--- Records for this task ---
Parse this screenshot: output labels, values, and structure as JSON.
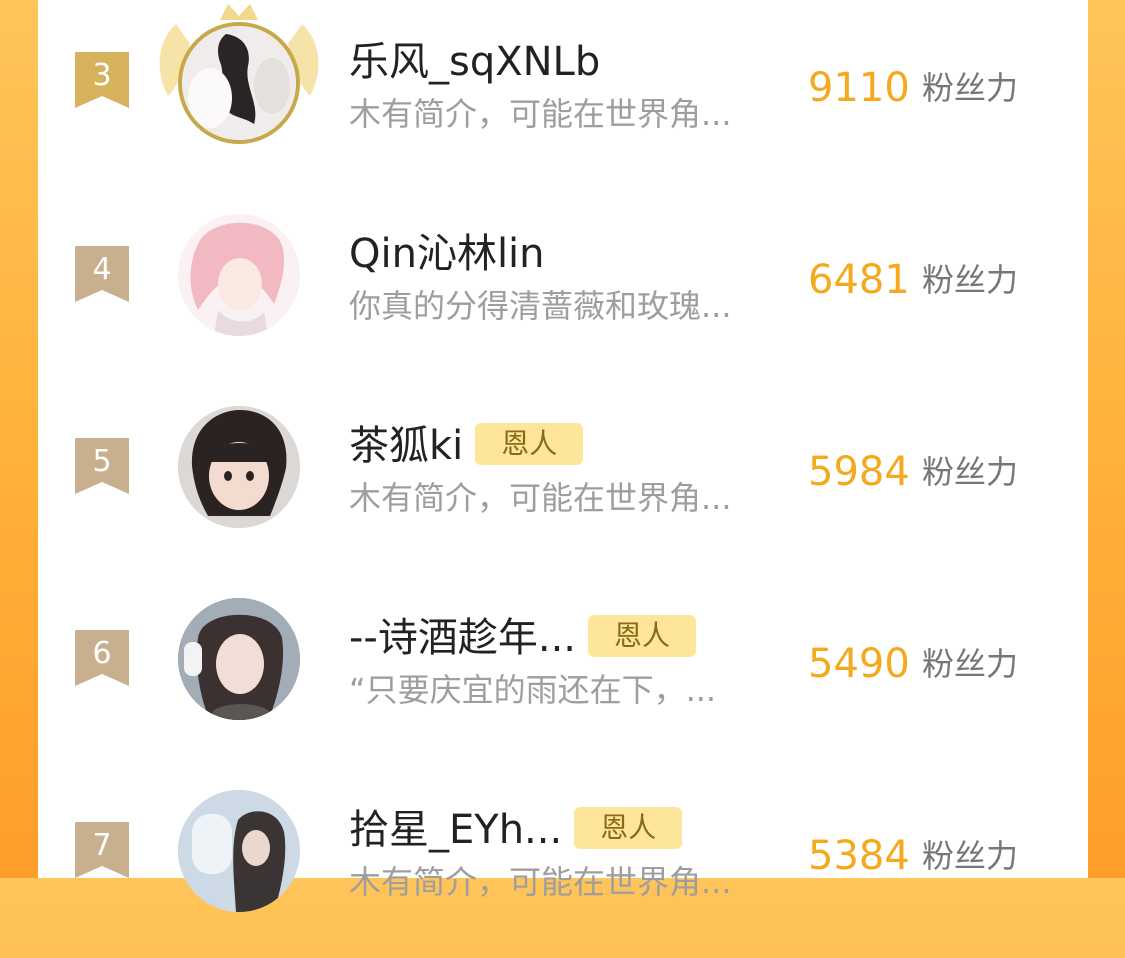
{
  "colors": {
    "background_top": "#ffc45a",
    "panel": "#ffffff",
    "score": "#f4a91e",
    "tag_bg": "#fde69a",
    "badge_gold": "#d6b25c",
    "badge_tan": "#c8b08f"
  },
  "rows": [
    {
      "rank": "3",
      "name": "乐风_sqXNLb",
      "tag": "",
      "bio": "木有简介，可能在世界角...",
      "score": "9110",
      "unit": "粉丝力"
    },
    {
      "rank": "4",
      "name": "Qin沁林lin",
      "tag": "",
      "bio": "你真的分得清蔷薇和玫瑰...",
      "score": "6481",
      "unit": "粉丝力"
    },
    {
      "rank": "5",
      "name": "茶狐ki",
      "tag": "恩人",
      "bio": "木有简介，可能在世界角...",
      "score": "5984",
      "unit": "粉丝力"
    },
    {
      "rank": "6",
      "name": "--诗酒趁年...",
      "tag": "恩人",
      "bio": "“只要庆宜的雨还在下，...",
      "score": "5490",
      "unit": "粉丝力"
    },
    {
      "rank": "7",
      "name": "拾星_EYh...",
      "tag": "恩人",
      "bio": "木有简介，可能在世界角...",
      "score": "5384",
      "unit": "粉丝力"
    }
  ]
}
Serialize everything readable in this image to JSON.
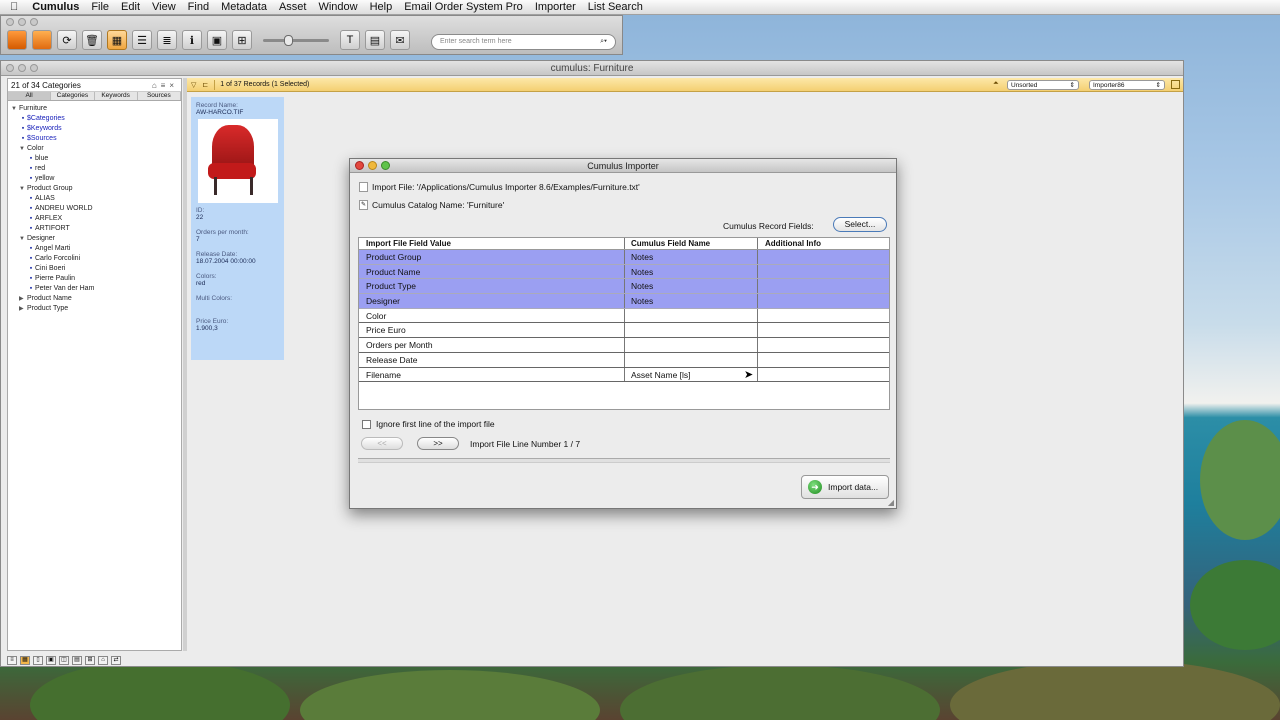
---
- Aim of the exercise
Return a copy of every line that includes the word "name".

- Problem solution
      "name": "乐风_sqXNLb",
      "name": "Qin沁林lin",
      "name": "茶狐ki",
      "name": "--诗酒趁年...",
      "name": "拾星_EYh...",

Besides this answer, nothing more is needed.